Written problem
Do any lines in the data below contain "title"? If so, copy every one of them.

Provided records
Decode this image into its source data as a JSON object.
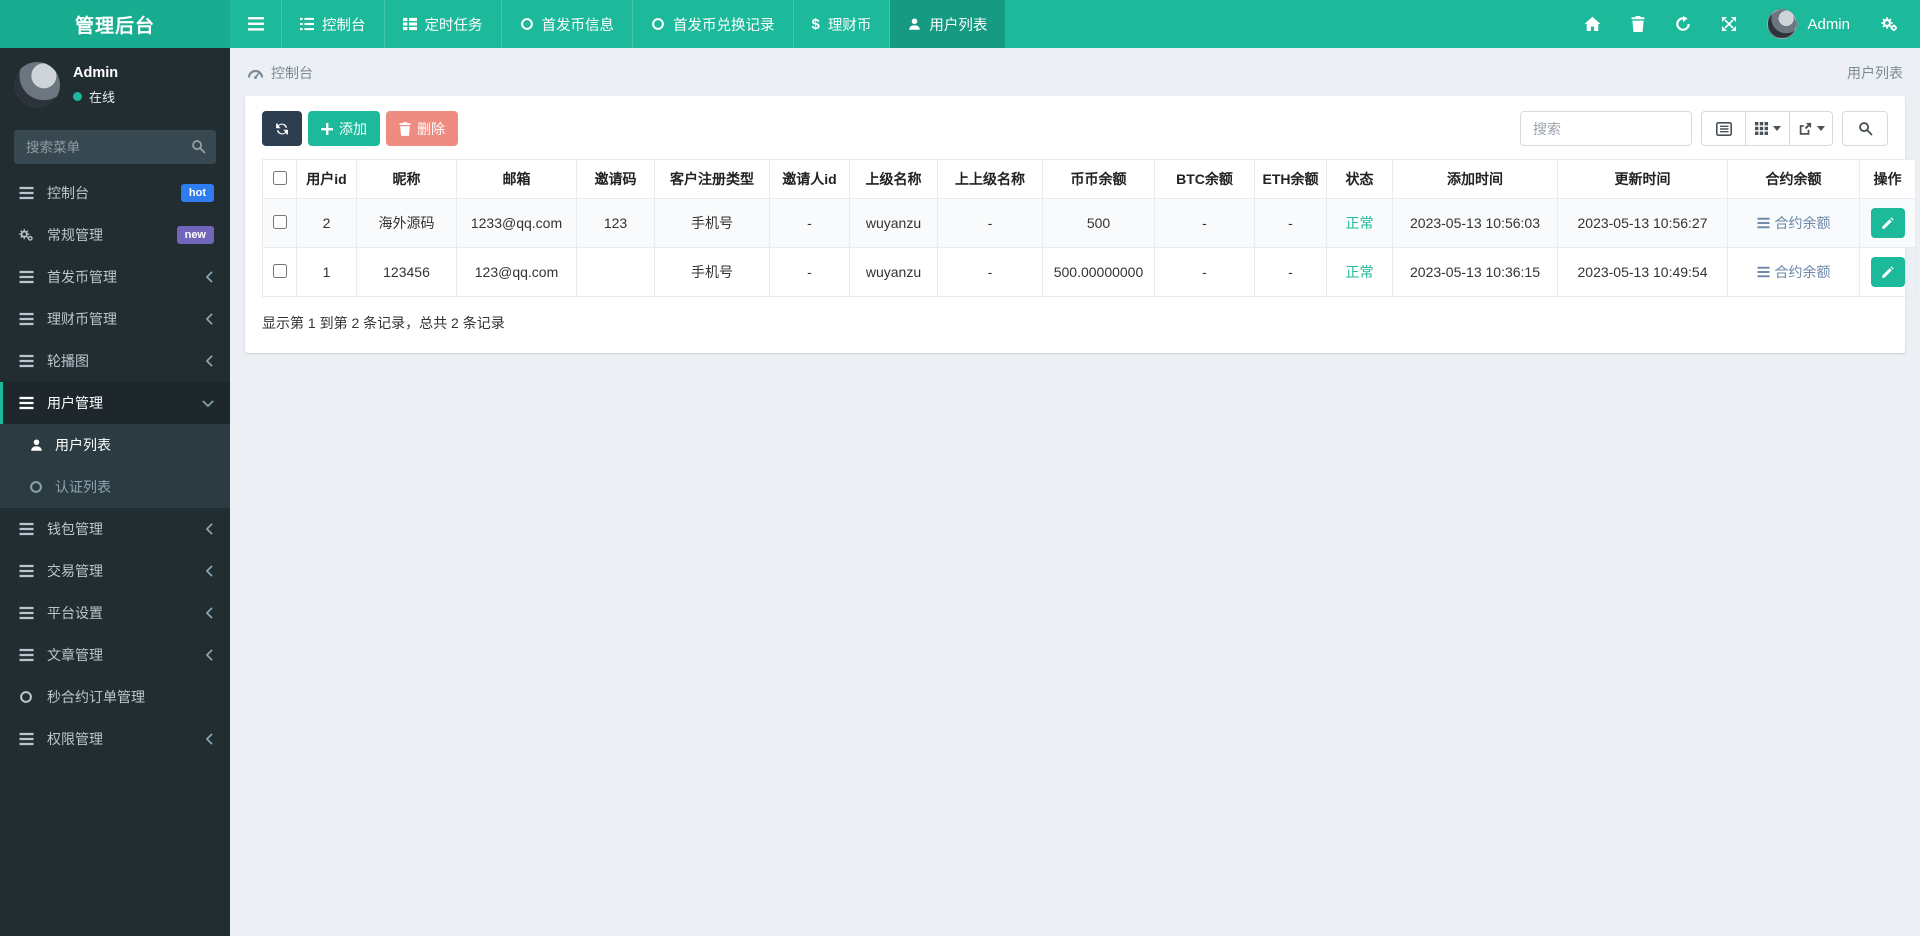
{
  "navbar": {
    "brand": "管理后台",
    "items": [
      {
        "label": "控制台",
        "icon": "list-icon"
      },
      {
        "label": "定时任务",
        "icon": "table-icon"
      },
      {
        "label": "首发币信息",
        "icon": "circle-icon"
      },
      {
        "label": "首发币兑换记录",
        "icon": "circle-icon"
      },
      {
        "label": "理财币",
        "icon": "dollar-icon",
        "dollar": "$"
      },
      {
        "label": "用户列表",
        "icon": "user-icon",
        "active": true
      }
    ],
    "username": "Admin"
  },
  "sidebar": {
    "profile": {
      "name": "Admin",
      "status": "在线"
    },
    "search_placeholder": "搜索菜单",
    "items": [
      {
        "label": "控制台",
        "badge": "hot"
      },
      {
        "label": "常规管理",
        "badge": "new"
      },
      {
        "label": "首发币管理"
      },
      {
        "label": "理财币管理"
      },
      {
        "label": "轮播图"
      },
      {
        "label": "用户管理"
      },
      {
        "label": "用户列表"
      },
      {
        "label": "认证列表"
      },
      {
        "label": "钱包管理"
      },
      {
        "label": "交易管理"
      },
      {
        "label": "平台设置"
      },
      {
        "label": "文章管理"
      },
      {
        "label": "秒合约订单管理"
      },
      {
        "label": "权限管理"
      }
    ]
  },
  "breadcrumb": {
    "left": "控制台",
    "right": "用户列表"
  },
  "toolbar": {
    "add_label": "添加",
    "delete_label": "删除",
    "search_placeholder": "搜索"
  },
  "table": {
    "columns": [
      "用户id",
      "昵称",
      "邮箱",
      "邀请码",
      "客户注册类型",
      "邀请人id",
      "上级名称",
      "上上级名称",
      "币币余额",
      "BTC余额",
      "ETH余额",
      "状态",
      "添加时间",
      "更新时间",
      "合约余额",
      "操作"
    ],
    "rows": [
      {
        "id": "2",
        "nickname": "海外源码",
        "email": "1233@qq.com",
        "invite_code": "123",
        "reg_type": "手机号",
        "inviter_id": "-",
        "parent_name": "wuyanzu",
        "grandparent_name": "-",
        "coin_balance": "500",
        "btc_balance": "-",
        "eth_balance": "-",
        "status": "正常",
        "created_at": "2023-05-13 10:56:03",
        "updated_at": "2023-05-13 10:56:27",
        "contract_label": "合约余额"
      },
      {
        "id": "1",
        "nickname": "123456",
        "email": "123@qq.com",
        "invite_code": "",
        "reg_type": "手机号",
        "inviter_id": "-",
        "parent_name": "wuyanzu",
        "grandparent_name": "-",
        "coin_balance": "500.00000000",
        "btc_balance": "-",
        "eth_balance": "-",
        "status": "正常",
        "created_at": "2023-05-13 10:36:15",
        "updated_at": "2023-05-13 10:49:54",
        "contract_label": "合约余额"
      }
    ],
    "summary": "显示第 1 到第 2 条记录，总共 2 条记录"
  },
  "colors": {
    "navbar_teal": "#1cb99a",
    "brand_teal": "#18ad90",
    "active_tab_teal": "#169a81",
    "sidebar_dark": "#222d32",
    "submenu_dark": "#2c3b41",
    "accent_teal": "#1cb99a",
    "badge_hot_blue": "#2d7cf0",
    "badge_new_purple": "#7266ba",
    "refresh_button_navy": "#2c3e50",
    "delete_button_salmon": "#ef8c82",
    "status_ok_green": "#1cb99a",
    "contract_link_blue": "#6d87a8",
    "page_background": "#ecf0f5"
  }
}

...

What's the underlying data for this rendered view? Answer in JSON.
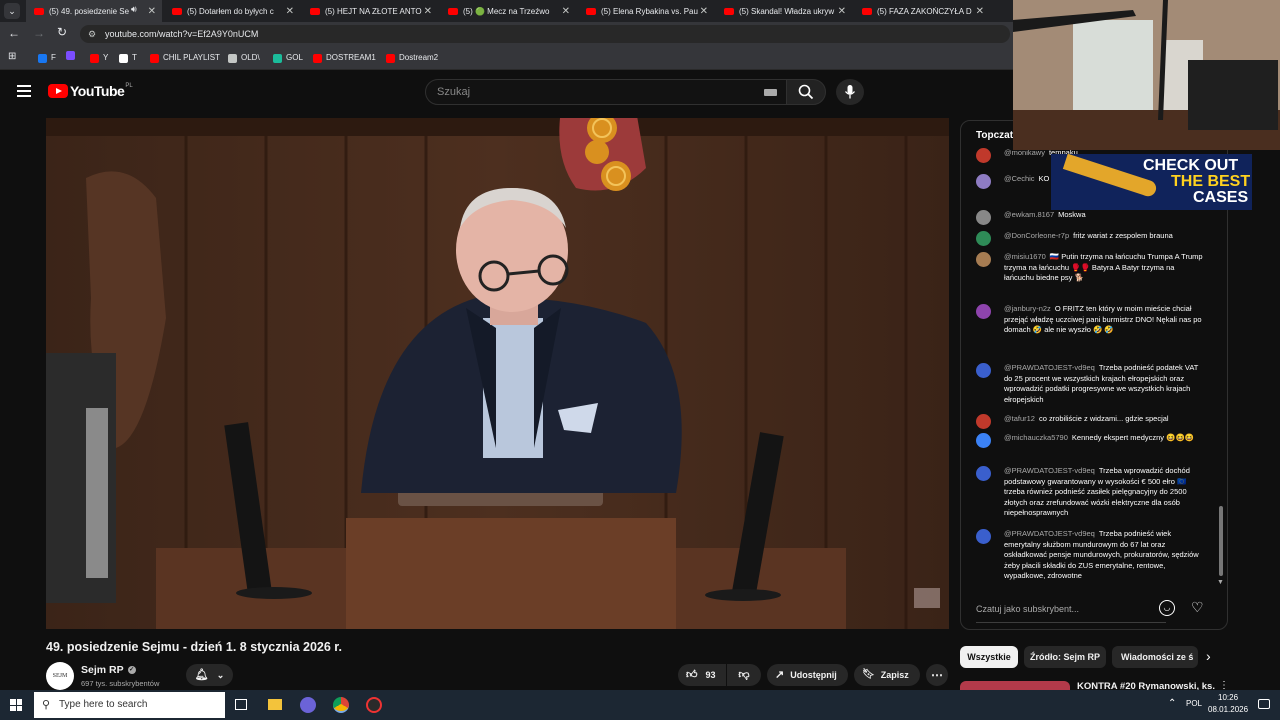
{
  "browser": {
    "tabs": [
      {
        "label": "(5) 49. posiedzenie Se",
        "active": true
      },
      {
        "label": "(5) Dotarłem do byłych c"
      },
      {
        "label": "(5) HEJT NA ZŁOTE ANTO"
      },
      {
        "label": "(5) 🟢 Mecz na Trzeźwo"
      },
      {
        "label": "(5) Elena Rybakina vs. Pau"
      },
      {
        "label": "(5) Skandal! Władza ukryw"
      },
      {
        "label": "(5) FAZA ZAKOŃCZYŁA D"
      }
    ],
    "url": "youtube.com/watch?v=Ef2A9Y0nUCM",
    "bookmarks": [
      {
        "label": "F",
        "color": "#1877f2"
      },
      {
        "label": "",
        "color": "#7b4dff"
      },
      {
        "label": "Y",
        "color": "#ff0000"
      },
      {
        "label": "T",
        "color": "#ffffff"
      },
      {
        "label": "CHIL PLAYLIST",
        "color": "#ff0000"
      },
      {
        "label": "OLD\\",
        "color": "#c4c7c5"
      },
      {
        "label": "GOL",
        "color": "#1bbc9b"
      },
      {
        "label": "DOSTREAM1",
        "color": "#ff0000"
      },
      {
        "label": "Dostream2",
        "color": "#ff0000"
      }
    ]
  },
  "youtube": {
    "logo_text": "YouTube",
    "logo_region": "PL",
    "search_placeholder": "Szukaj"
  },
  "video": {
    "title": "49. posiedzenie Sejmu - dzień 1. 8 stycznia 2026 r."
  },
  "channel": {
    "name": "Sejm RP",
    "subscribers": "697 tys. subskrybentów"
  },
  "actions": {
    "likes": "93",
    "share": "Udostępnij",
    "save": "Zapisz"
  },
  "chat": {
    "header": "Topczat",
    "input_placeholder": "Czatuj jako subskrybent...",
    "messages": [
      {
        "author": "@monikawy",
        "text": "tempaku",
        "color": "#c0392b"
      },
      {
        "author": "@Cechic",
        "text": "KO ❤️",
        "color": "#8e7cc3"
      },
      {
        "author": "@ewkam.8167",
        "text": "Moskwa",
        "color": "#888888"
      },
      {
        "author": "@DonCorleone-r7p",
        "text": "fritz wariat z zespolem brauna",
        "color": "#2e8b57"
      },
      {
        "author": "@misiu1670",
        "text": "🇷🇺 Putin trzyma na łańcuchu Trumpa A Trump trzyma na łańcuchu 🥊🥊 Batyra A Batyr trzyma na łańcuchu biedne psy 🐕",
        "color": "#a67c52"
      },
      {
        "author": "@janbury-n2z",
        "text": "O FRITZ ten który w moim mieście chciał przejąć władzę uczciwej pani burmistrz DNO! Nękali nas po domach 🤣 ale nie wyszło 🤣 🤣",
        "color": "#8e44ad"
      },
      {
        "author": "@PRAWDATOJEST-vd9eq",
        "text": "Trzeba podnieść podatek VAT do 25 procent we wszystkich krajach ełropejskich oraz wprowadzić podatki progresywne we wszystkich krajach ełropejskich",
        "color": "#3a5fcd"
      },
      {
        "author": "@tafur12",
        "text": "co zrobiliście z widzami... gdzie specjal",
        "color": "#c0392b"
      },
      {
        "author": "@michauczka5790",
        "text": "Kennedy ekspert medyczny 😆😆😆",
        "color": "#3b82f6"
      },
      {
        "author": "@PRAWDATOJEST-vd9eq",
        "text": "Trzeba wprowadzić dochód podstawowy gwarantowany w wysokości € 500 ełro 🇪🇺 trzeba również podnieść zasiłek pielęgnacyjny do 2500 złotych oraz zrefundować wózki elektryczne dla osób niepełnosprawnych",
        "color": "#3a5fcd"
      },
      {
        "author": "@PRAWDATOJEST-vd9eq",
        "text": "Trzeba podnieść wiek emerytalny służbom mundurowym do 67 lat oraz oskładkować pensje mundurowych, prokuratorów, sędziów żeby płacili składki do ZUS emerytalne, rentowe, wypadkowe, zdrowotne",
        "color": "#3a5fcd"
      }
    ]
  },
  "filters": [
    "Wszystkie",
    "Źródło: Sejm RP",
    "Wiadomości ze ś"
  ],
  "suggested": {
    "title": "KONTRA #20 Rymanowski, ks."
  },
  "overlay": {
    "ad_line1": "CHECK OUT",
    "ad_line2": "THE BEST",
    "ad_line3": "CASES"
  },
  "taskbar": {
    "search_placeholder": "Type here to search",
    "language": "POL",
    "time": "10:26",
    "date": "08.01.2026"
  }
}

Reply
    "title": "49. posiedzenie Sejmu - dzień 1. 8 stycznia 2026 r."
    "title": "KONTRA #20 Rymanowski, ks."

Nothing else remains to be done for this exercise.